Task prompt> Wherever "signal" appears in a line, copy that line.

#### Exercise data

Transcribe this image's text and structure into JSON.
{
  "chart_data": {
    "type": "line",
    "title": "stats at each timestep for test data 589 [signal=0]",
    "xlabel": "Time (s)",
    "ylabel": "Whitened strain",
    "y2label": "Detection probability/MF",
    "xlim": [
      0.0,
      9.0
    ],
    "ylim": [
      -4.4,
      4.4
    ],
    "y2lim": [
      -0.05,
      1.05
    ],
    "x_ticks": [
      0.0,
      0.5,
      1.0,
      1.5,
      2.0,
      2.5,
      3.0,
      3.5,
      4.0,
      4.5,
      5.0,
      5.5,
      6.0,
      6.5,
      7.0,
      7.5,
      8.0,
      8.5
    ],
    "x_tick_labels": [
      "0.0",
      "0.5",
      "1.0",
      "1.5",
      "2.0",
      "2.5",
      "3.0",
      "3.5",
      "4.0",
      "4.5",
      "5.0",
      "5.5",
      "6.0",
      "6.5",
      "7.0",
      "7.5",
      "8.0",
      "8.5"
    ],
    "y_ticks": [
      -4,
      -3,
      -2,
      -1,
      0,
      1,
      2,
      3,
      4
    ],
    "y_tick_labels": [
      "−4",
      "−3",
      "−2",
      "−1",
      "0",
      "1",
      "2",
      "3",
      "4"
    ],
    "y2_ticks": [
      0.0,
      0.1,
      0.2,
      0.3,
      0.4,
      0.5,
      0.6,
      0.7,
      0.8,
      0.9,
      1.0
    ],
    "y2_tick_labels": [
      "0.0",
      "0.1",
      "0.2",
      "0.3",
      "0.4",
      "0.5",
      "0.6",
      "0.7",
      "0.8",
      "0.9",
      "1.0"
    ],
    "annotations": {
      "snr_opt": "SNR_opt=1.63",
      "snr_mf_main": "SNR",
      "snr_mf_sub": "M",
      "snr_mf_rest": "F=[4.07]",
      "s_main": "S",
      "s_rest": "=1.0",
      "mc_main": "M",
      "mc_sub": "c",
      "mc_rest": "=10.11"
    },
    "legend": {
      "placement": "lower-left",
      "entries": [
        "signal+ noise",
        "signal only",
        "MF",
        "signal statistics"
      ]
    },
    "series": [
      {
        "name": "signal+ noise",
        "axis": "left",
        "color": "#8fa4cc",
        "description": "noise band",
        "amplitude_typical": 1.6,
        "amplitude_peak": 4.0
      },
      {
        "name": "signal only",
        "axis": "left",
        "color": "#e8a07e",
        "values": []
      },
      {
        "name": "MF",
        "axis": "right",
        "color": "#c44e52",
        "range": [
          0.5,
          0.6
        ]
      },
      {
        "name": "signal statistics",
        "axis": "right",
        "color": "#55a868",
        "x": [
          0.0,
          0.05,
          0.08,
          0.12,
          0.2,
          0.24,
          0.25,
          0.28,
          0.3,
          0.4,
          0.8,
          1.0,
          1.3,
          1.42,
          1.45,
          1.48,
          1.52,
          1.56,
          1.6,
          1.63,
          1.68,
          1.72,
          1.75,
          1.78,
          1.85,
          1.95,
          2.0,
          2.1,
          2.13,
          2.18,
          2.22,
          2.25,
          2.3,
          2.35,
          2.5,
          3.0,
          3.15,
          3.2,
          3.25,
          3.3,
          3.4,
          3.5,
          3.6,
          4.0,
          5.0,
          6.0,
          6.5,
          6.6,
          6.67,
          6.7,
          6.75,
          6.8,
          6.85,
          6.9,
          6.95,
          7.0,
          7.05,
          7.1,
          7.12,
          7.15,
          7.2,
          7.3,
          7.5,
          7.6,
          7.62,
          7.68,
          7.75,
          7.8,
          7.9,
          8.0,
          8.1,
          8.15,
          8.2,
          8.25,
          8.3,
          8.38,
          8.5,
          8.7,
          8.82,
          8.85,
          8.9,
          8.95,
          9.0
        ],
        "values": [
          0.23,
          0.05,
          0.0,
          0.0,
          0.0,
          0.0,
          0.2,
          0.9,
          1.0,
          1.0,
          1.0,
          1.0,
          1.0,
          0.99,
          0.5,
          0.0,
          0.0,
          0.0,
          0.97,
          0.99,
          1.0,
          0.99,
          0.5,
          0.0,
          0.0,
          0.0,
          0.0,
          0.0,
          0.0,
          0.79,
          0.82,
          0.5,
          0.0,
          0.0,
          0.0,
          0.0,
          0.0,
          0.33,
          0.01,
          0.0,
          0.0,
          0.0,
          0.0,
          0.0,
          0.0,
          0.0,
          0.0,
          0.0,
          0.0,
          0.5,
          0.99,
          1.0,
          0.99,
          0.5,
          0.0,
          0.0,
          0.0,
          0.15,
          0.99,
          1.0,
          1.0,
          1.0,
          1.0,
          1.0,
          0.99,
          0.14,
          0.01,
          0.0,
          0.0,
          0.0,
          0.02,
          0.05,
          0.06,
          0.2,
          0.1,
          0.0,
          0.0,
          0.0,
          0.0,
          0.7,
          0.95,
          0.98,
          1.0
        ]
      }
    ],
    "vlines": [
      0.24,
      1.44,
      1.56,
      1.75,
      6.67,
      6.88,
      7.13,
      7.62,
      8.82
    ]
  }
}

########
#### Exercise data

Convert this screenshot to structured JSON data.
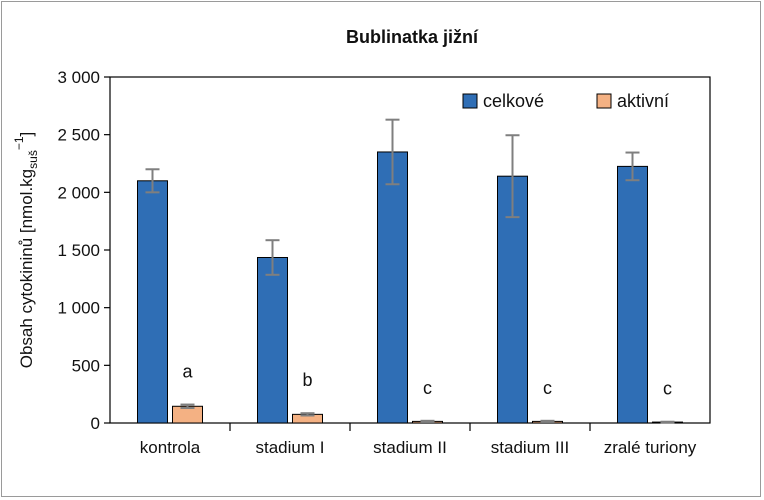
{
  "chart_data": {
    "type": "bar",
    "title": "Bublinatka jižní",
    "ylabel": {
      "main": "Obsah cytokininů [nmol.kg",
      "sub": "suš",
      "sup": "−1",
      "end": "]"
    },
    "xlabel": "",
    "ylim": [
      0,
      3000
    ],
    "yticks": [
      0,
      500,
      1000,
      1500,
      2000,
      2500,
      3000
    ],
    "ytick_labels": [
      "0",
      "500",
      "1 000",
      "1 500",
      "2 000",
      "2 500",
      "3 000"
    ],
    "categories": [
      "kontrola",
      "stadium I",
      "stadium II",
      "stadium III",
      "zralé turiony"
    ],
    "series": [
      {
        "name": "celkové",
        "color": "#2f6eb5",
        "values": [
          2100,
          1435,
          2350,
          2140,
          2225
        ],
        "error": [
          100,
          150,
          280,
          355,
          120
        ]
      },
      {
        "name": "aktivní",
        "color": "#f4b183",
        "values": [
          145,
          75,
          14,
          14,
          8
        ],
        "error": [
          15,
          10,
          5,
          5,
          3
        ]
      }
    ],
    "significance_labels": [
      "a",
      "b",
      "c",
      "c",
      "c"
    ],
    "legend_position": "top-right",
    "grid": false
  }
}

########

Solution for this problem>
    "title": "stats at each timestep for test data 589 [signal=0]",
        "signal+ noise",
        "signal only",
        "signal statistics"
        "name": "signal+ noise",
        "name": "signal only",
        "name": "signal statistics",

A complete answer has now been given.